• Excerpted records:

* * *

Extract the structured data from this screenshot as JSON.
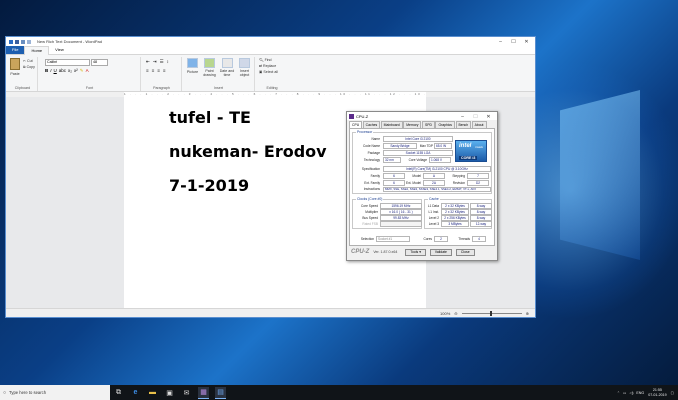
{
  "wordpad": {
    "title": "New Rich Text Document - WordPad",
    "tabs": {
      "file": "File",
      "home": "Home",
      "view": "View"
    },
    "clipboard": {
      "paste": "Paste",
      "cut": "Cut",
      "copy": "Copy",
      "label": "Clipboard"
    },
    "font": {
      "name": "Calibri",
      "size": "48",
      "label": "Font"
    },
    "paragraph": {
      "label": "Paragraph"
    },
    "insert": {
      "picture": "Picture",
      "paint_drawing": "Paint drawing",
      "date_time": "Date and time",
      "insert_object": "Insert object",
      "label": "Insert"
    },
    "editing": {
      "find": "Find",
      "replace": "Replace",
      "select_all": "Select all",
      "label": "Editing"
    },
    "ruler": "1 · · · 1 · · · 2 · · · 3 · · · 4 · · · 5 · · · 6 · · · 7 · · · 8 · · · 9 · · · 10 · · · 11 · · · 12 · · · 13 · · · 14 · · · 15 · · · 16 · · · 17 · · · 18",
    "document": {
      "line1": "tufel - TE",
      "line2": "nukeman- Erodov",
      "line3": "7-1-2019"
    },
    "zoom": "100%"
  },
  "cpuz": {
    "title": "CPU-Z",
    "tabs": [
      "CPU",
      "Caches",
      "Mainboard",
      "Memory",
      "SPD",
      "Graphics",
      "Bench",
      "About"
    ],
    "processor_label": "Processor",
    "name_label": "Name",
    "name": "Intel Core i3 2100",
    "codename_label": "Code Name",
    "codename": "Sandy Bridge",
    "maxtdp_label": "Max TDP",
    "maxtdp": "65.0 W",
    "package_label": "Package",
    "package": "Socket 1155 LGA",
    "technology_label": "Technology",
    "technology": "32 nm",
    "voltage_label": "Core Voltage",
    "voltage": "1.068 V",
    "spec_label": "Specification",
    "spec": "Intel(R) Core(TM) i3-2100 CPU @ 3.10GHz",
    "family_label": "Family",
    "family": "6",
    "model_label": "Model",
    "model": "A",
    "stepping_label": "Stepping",
    "stepping": "7",
    "extfamily_label": "Ext. Family",
    "extfamily": "6",
    "extmodel_label": "Ext. Model",
    "extmodel": "2A",
    "revision_label": "Revision",
    "revision": "D2",
    "instructions_label": "Instructions",
    "instructions": "MMX, SSE, SSE2, SSE3, SSSE3, SSE4.1, SSE4.2, EM64T, VT-x, AVX",
    "clocks_label": "Clocks (Core #0)",
    "corespeed_label": "Core Speed",
    "corespeed": "1596.19 MHz",
    "multiplier_label": "Multiplier",
    "multiplier": "x 16.0 ( 16 - 31 )",
    "busspeed_label": "Bus Speed",
    "busspeed": "99.83 MHz",
    "ratedfsb_label": "Rated FSB",
    "ratedfsb": "",
    "cache_label": "Cache",
    "l1d_label": "L1 Data",
    "l1d": "2 x 32 KBytes",
    "l1d_way": "8-way",
    "l1i_label": "L1 Inst.",
    "l1i": "2 x 32 KBytes",
    "l1i_way": "8-way",
    "l2_label": "Level 2",
    "l2": "2 x 256 KBytes",
    "l2_way": "8-way",
    "l3_label": "Level 3",
    "l3": "3 MBytes",
    "l3_way": "12-way",
    "selection_label": "Selection",
    "selection": "Socket #1",
    "cores_label": "Cores",
    "cores": "2",
    "threads_label": "Threads",
    "threads": "4",
    "brand": "CPU-Z",
    "version": "Ver. 1.87.0.x64",
    "tools": "Tools",
    "validate": "Validate",
    "close": "Close",
    "intel_word": "intel",
    "intel_inside": "inside",
    "intel_core": "CORE i3"
  },
  "taskbar": {
    "search_placeholder": "Type here to search",
    "time": "21:55",
    "date": "07-01-2019",
    "lang": "ENG"
  },
  "colors": {
    "accent": "#1e5fb0",
    "cpuz_purple": "#5b2a8a"
  }
}
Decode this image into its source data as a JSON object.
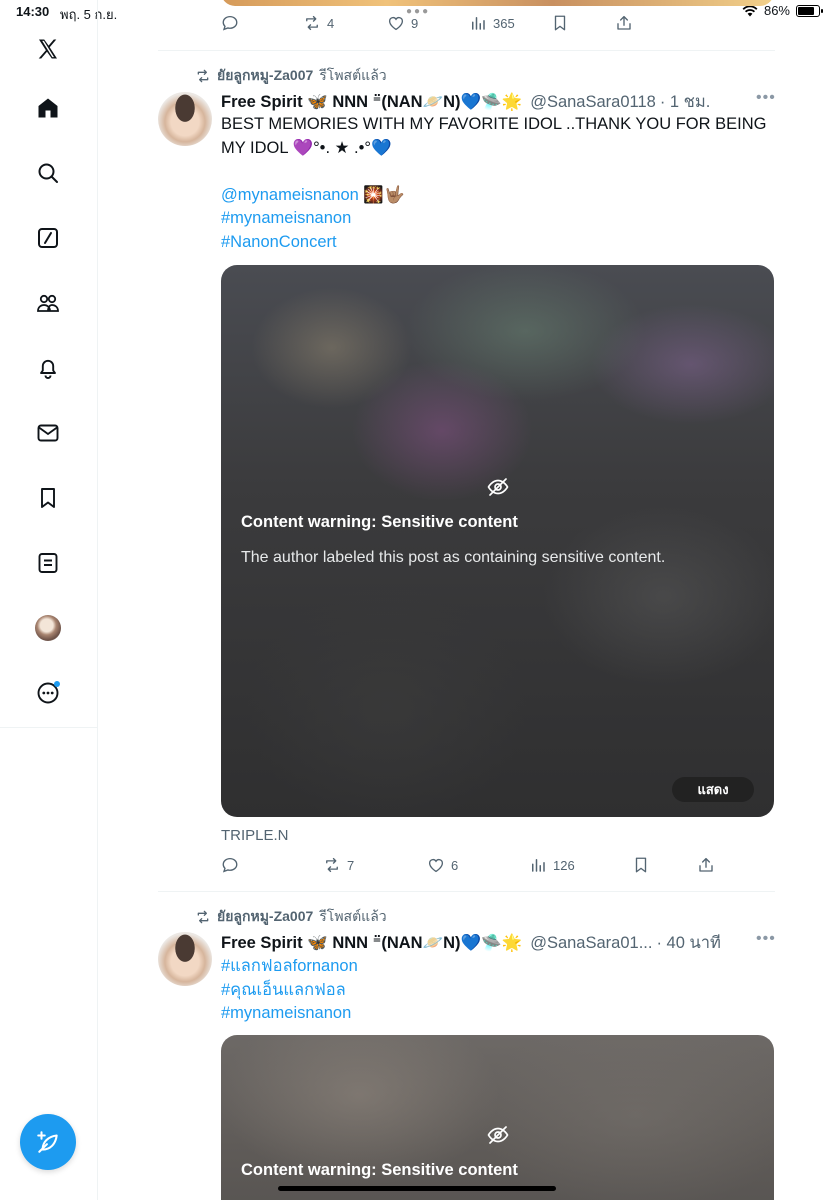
{
  "status_bar": {
    "time": "14:30",
    "date": "พฤ. 5 ก.ย.",
    "battery_percent": "86%",
    "battery_level": 0.86
  },
  "sidebar": {
    "items": [
      {
        "name": "x-logo-icon"
      },
      {
        "name": "home-icon"
      },
      {
        "name": "search-icon"
      },
      {
        "name": "grok-icon"
      },
      {
        "name": "communities-icon"
      },
      {
        "name": "notifications-icon"
      },
      {
        "name": "messages-icon"
      },
      {
        "name": "bookmarks-icon"
      },
      {
        "name": "lists-icon"
      },
      {
        "name": "profile-avatar"
      },
      {
        "name": "more-icon"
      }
    ],
    "accent_color": "#1d9bf0"
  },
  "top_post_actions": {
    "replies": "",
    "reposts": "4",
    "likes": "9",
    "views": "365"
  },
  "posts": [
    {
      "repost_by": "ยัยลูกหมู-Za007",
      "repost_label": "รีโพสต์แล้ว",
      "author_name": "Free Spirit 🦋 NNN ⁼̈(NAN🪐N)💙🛸🌟",
      "handle": "@SanaSara0118",
      "time": "· 1 ชม.",
      "text": "BEST MEMORIES WITH MY FAVORITE IDOL ..THANK YOU FOR BEING MY IDOL 💜°•. ★ .•°💙",
      "mention": "@mynameisnanon 🎇🤟🏽",
      "hashtags": [
        "#mynameisnanon",
        "#NanonConcert"
      ],
      "media": {
        "warning_title": "Content warning: Sensitive content",
        "warning_desc": "The author labeled this post as containing sensitive content.",
        "show_label": "แสดง"
      },
      "caption": "TRIPLE.N",
      "actions": {
        "replies": "",
        "reposts": "7",
        "likes": "6",
        "views": "126"
      }
    },
    {
      "repost_by": "ยัยลูกหมู-Za007",
      "repost_label": "รีโพสต์แล้ว",
      "author_name": "Free Spirit 🦋 NNN ⁼̈(NAN🪐N)💙🛸🌟",
      "handle": "@SanaSara01...",
      "time": "· 40 นาที",
      "hashtags": [
        "#แลกฟอลfornanon",
        "#คุณเอ็นแลกฟอล",
        "#mynameisnanon"
      ],
      "media": {
        "warning_title": "Content warning: Sensitive content"
      }
    }
  ]
}
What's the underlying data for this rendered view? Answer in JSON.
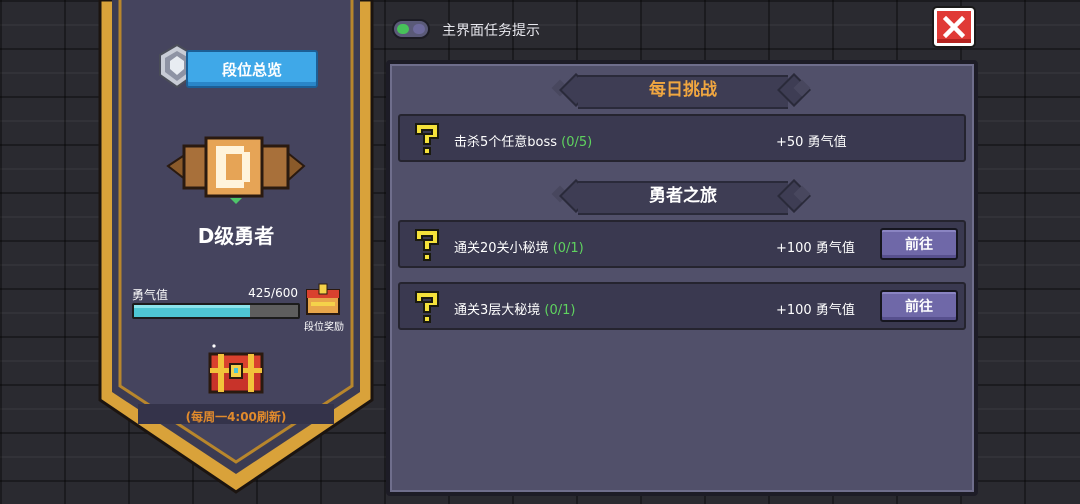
{
  "banner": {
    "rank_overview_label": "段位总览",
    "rank_title": "D级勇者",
    "courage_label": "勇气值",
    "courage_count": "425/600",
    "courage_progress": 0.708,
    "reward_label": "段位奖励",
    "refresh_note": "(每周一4:00刷新)"
  },
  "top": {
    "toggle_label": "主界面任务提示",
    "toggle_on": true
  },
  "sections": {
    "daily": {
      "title": "每日挑战",
      "tasks": [
        {
          "text": "击杀5个任意boss",
          "progress": "(0/5)",
          "reward": "+50 勇气值"
        }
      ]
    },
    "journey": {
      "title": "勇者之旅",
      "tasks": [
        {
          "text": "通关20关小秘境",
          "progress": "(0/1)",
          "reward": "+100 勇气值",
          "button": "前往"
        },
        {
          "text": "通关3层大秘境",
          "progress": "(0/1)",
          "reward": "+100 勇气值",
          "button": "前往"
        }
      ]
    }
  },
  "colors": {
    "banner_gold": "#d9a23a",
    "daily_title": "#f0a640",
    "progress_green": "#5fd35f",
    "close_red": "#e03a36",
    "button_purple": "#6f68a8"
  },
  "icons": [
    "medal-icon",
    "rank-emblem-icon",
    "reward-chest-icon",
    "treasure-chest-icon",
    "question-mark-icon",
    "close-icon"
  ]
}
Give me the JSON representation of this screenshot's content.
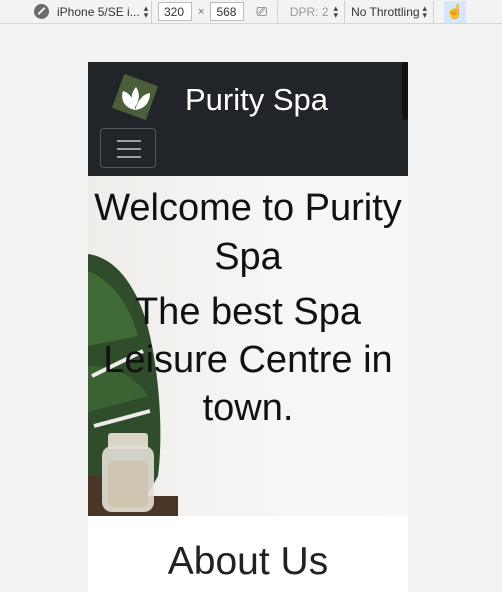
{
  "devtools": {
    "device": "iPhone 5/SE i...",
    "width": "320",
    "times": "×",
    "height": "568",
    "dpr": "DPR: 2",
    "throttling": "No Throttling"
  },
  "site": {
    "brand": "Purity Spa",
    "hero_title": "Welcome to Purity Spa",
    "hero_subtitle": "The best Spa Leisure Centre in town.",
    "about_heading": "About Us"
  },
  "colors": {
    "navbar_bg": "#212529",
    "logo_green": "#4a5e3a"
  }
}
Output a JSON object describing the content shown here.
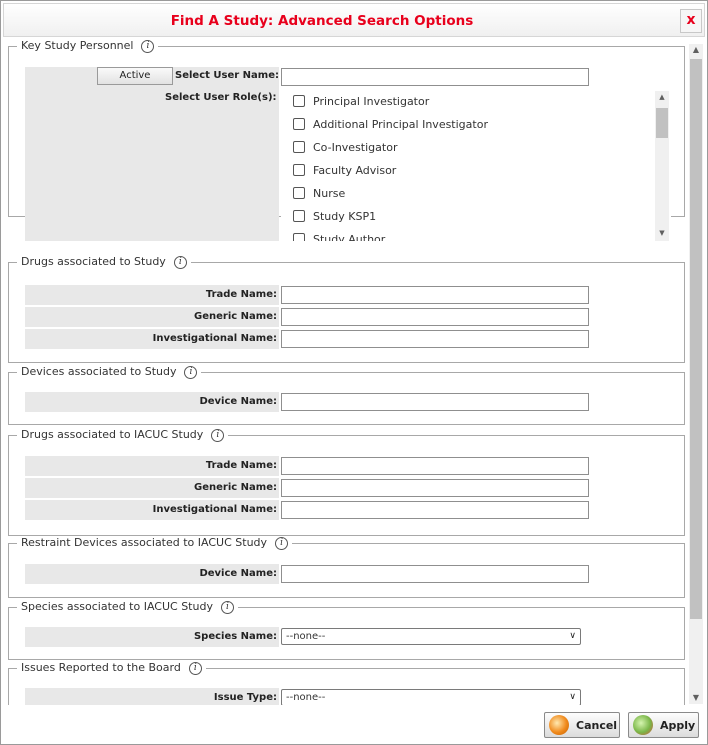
{
  "dialog": {
    "title": "Find A Study: Advanced Search Options",
    "close_label": "x"
  },
  "ksp": {
    "legend": "Key Study Personnel",
    "active_button": "Active",
    "user_name_label": "Select User Name:",
    "user_role_label": "Select User Role(s):",
    "roles": [
      "Principal Investigator",
      "Additional Principal Investigator",
      "Co-Investigator",
      "Faculty Advisor",
      "Nurse",
      "Study KSP1",
      "Study Author"
    ]
  },
  "drugs": {
    "legend": "Drugs associated to Study",
    "trade": "Trade Name:",
    "generic": "Generic Name:",
    "investigational": "Investigational Name:"
  },
  "devices": {
    "legend": "Devices associated to Study",
    "device": "Device Name:"
  },
  "iacuc_drugs": {
    "legend": "Drugs associated to IACUC Study",
    "trade": "Trade Name:",
    "generic": "Generic Name:",
    "investigational": "Investigational Name:"
  },
  "restraint": {
    "legend": "Restraint Devices associated to IACUC Study",
    "device": "Device Name:"
  },
  "species": {
    "legend": "Species associated to IACUC Study",
    "label": "Species Name:",
    "value": "--none--"
  },
  "issues": {
    "legend": "Issues Reported to the Board",
    "label": "Issue Type:",
    "value": "--none--"
  },
  "footer": {
    "cancel": "Cancel",
    "apply": "Apply"
  },
  "colors": {
    "title": "#e8001c",
    "label_bg": "#e8e8e8",
    "cancel_icon": "#f08a1c",
    "apply_icon": "#7ab648"
  },
  "icons": {
    "info": "info-icon",
    "close": "close-icon",
    "cancel": "cancel-icon",
    "apply": "apply-icon",
    "dropdown": "chevron-down-icon"
  }
}
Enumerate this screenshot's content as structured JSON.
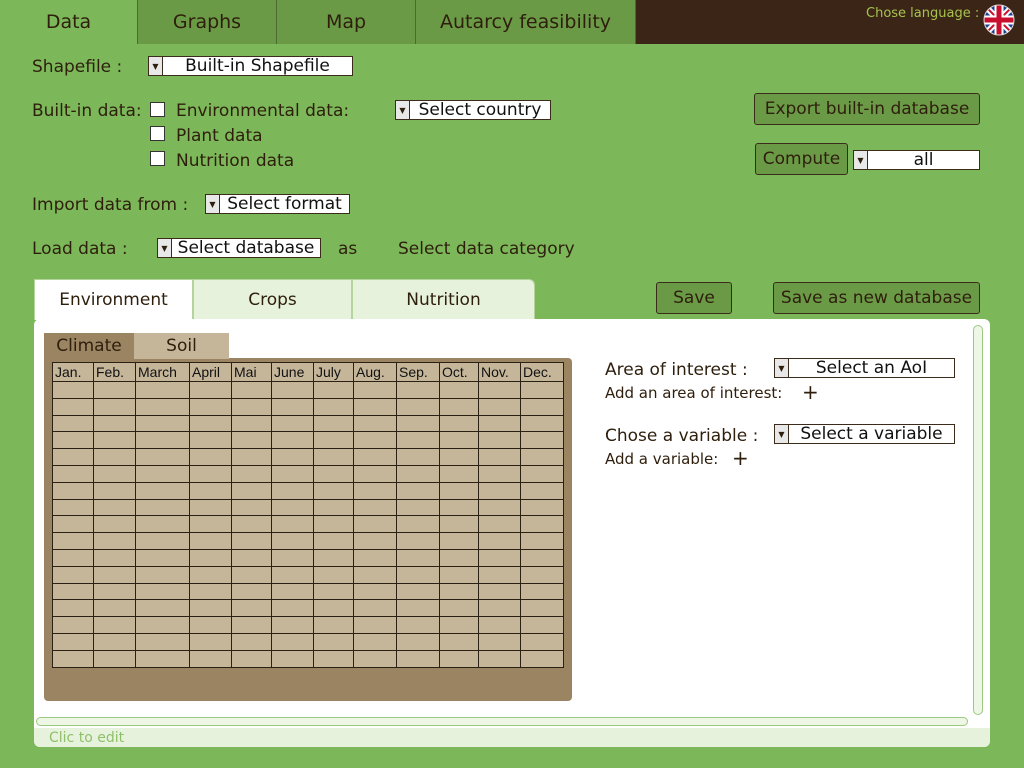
{
  "tabs": [
    "Data",
    "Graphs",
    "Map",
    "Autarcy feasibility"
  ],
  "language": {
    "label": "Chose language :",
    "icon": "uk-flag-icon"
  },
  "shapefile": {
    "label": "Shapefile :",
    "value": "Built-in Shapefile"
  },
  "builtin": {
    "label": "Built-in data:",
    "env_label": "Environmental data:",
    "plant_label": "Plant data",
    "nutrition_label": "Nutrition data",
    "country_value": "Select country"
  },
  "export_button": "Export built-in database",
  "compute": {
    "button": "Compute",
    "value": "all"
  },
  "import": {
    "label": "Import data from :",
    "value": "Select format"
  },
  "load": {
    "label": "Load data :",
    "value": "Select database",
    "as": "as",
    "category": "Select data category"
  },
  "panel_tabs": [
    "Environment",
    "Crops",
    "Nutrition"
  ],
  "save_button": "Save",
  "save_new_button": "Save as new database",
  "subtabs": [
    "Climate",
    "Soil"
  ],
  "months": [
    "Jan.",
    "Feb.",
    "March",
    "April",
    "Mai",
    "June",
    "July",
    "Aug.",
    "Sep.",
    "Oct.",
    "Nov.",
    "Dec."
  ],
  "aoi": {
    "label": "Area of interest :",
    "value": "Select an AoI",
    "add_label": "Add an area of interest:"
  },
  "variable": {
    "label": "Chose a variable :",
    "value": "Select a variable",
    "add_label": "Add a variable:"
  },
  "status": "Clic to edit",
  "colors": {
    "background": "#7cb85a",
    "topbar": "#3b2516",
    "table_bg": "#c5b69a",
    "table_frame": "#9a8462"
  }
}
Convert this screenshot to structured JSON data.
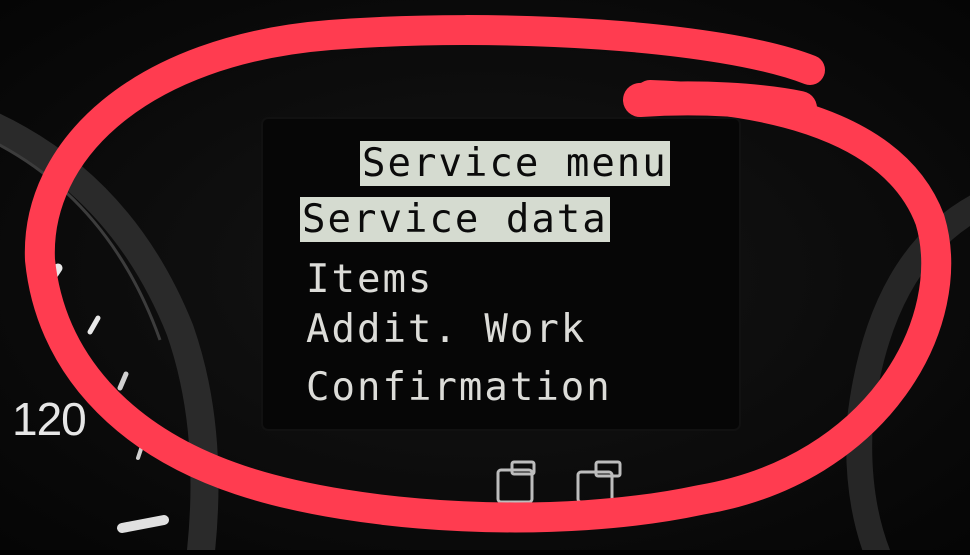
{
  "display": {
    "title": "Service menu",
    "items": [
      {
        "label": "Service data",
        "selected": true
      },
      {
        "label": "Items",
        "selected": false
      },
      {
        "label": "Addit. Work",
        "selected": false
      },
      {
        "label": "Confirmation",
        "selected": false
      }
    ]
  },
  "gauge": {
    "speed_label": "120"
  },
  "colors": {
    "annotation": "#ff3c50",
    "highlight": "#d5dbd0",
    "display_text": "#dcdcd8",
    "background": "#000000"
  },
  "icons": [
    "page-icon",
    "page-icon"
  ]
}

* * *

• What this task involves: Identify the lines in the entries that hold "Principal" and return each one.

• Response to the task:
      "Principal Investigator",
      "Additional Principal Investigator",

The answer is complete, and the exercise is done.